[Records from a collection]
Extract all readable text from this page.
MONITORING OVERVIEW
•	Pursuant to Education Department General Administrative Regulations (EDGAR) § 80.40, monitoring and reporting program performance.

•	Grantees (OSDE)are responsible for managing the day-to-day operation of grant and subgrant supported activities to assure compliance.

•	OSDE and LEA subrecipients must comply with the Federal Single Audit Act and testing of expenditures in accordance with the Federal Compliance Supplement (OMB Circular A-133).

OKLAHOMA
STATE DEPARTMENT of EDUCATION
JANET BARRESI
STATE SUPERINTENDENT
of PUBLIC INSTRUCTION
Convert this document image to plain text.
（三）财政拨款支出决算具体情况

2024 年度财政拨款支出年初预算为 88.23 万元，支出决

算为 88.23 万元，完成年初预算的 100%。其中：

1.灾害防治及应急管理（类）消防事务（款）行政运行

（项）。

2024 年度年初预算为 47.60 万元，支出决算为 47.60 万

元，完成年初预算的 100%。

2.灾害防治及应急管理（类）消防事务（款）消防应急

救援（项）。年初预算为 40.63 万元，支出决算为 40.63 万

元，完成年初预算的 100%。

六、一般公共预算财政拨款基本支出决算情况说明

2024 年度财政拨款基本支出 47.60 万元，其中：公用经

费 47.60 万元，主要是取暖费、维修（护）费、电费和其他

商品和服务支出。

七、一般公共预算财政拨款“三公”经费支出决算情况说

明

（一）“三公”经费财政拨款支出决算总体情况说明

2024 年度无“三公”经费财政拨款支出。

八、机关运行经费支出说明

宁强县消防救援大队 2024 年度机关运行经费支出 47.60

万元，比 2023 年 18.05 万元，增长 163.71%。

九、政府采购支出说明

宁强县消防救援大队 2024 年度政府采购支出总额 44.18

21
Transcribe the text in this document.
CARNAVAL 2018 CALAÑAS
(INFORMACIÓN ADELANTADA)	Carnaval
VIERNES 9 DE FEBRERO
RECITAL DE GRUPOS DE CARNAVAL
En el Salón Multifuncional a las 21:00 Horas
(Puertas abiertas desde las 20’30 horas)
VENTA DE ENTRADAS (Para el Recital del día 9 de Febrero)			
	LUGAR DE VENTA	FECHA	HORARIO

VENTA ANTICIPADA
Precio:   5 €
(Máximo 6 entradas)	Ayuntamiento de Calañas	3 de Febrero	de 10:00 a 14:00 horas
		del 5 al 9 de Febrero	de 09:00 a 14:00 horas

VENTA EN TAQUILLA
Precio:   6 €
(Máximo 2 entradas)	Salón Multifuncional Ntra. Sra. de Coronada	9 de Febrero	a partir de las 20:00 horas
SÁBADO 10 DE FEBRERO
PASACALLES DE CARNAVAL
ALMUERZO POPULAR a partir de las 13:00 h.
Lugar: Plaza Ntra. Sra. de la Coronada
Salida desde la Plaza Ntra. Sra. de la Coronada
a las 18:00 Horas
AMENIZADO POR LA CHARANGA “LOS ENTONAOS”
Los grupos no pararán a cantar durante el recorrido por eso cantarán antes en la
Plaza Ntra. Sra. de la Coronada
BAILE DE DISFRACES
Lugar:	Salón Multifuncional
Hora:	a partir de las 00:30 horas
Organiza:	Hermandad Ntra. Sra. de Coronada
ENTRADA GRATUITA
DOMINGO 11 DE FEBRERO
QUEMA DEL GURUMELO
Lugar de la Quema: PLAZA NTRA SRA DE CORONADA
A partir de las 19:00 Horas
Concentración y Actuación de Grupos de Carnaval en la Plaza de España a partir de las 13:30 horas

Exercise goal | Type the whole listing again, unaltered.

Correct answer |
Extract all readable text from this page.
MONITORING OVERVIEW
•	Pursuant to Education Department General Administrative Regulations (EDGAR) § 80.40, monitoring and reporting program performance.

•	Grantees (OSDE)are responsible for managing the day-to-day operation of grant and subgrant supported activities to assure compliance.

•	OSDE and LEA subrecipients must comply with the Federal Single Audit Act and testing of expenditures in accordance with the Federal Compliance Supplement (OMB Circular A-133).

OKLAHOMA
STATE DEPARTMENT of EDUCATION
JANET BARRESI
STATE SUPERINTENDENT
of PUBLIC INSTRUCTION
Convert this document image to plain text.
（三）财政拨款支出决算具体情况

2024 年度财政拨款支出年初预算为 88.23 万元，支出决

算为 88.23 万元，完成年初预算的 100%。其中：

1.灾害防治及应急管理（类）消防事务（款）行政运行

（项）。

2024 年度年初预算为 47.60 万元，支出决算为 47.60 万

元，完成年初预算的 100%。

2.灾害防治及应急管理（类）消防事务（款）消防应急

救援（项）。年初预算为 40.63 万元，支出决算为 40.63 万

元，完成年初预算的 100%。

六、一般公共预算财政拨款基本支出决算情况说明

2024 年度财政拨款基本支出 47.60 万元，其中：公用经

费 47.60 万元，主要是取暖费、维修（护）费、电费和其他

商品和服务支出。

七、一般公共预算财政拨款“三公”经费支出决算情况说

明

（一）“三公”经费财政拨款支出决算总体情况说明

2024 年度无“三公”经费财政拨款支出。

八、机关运行经费支出说明

宁强县消防救援大队 2024 年度机关运行经费支出 47.60

万元，比 2023 年 18.05 万元，增长 163.71%。

九、政府采购支出说明

宁强县消防救援大队 2024 年度政府采购支出总额 44.18

21
Transcribe the text in this document.
CARNAVAL 2018 CALAÑAS
(INFORMACIÓN ADELANTADA)	Carnaval
VIERNES 9 DE FEBRERO
RECITAL DE GRUPOS DE CARNAVAL
En el Salón Multifuncional a las 21:00 Horas
(Puertas abiertas desde las 20’30 horas)
VENTA DE ENTRADAS (Para el Recital del día 9 de Febrero)			
	LUGAR DE VENTA	FECHA	HORARIO

VENTA ANTICIPADA
Precio:   5 €
(Máximo 6 entradas)	Ayuntamiento de Calañas	3 de Febrero	de 10:00 a 14:00 horas
		del 5 al 9 de Febrero	de 09:00 a 14:00 horas

VENTA EN TAQUILLA
Precio:   6 €
(Máximo 2 entradas)	Salón Multifuncional Ntra. Sra. de Coronada	9 de Febrero	a partir de las 20:00 horas
SÁBADO 10 DE FEBRERO
PASACALLES DE CARNAVAL
ALMUERZO POPULAR a partir de las 13:00 h.
Lugar: Plaza Ntra. Sra. de la Coronada
Salida desde la Plaza Ntra. Sra. de la Coronada
a las 18:00 Horas
AMENIZADO POR LA CHARANGA “LOS ENTONAOS”
Los grupos no pararán a cantar durante el recorrido por eso cantarán antes en la
Plaza Ntra. Sra. de la Coronada
BAILE DE DISFRACES
Lugar:	Salón Multifuncional
Hora:	a partir de las 00:30 horas
Organiza:	Hermandad Ntra. Sra. de Coronada
ENTRADA GRATUITA
DOMINGO 11 DE FEBRERO
QUEMA DEL GURUMELO
Lugar de la Quema: PLAZA NTRA SRA DE CORONADA
A partir de las 19:00 Horas
Concentración y Actuación de Grupos de Carnaval en la Plaza de España a partir de las 13:30 horas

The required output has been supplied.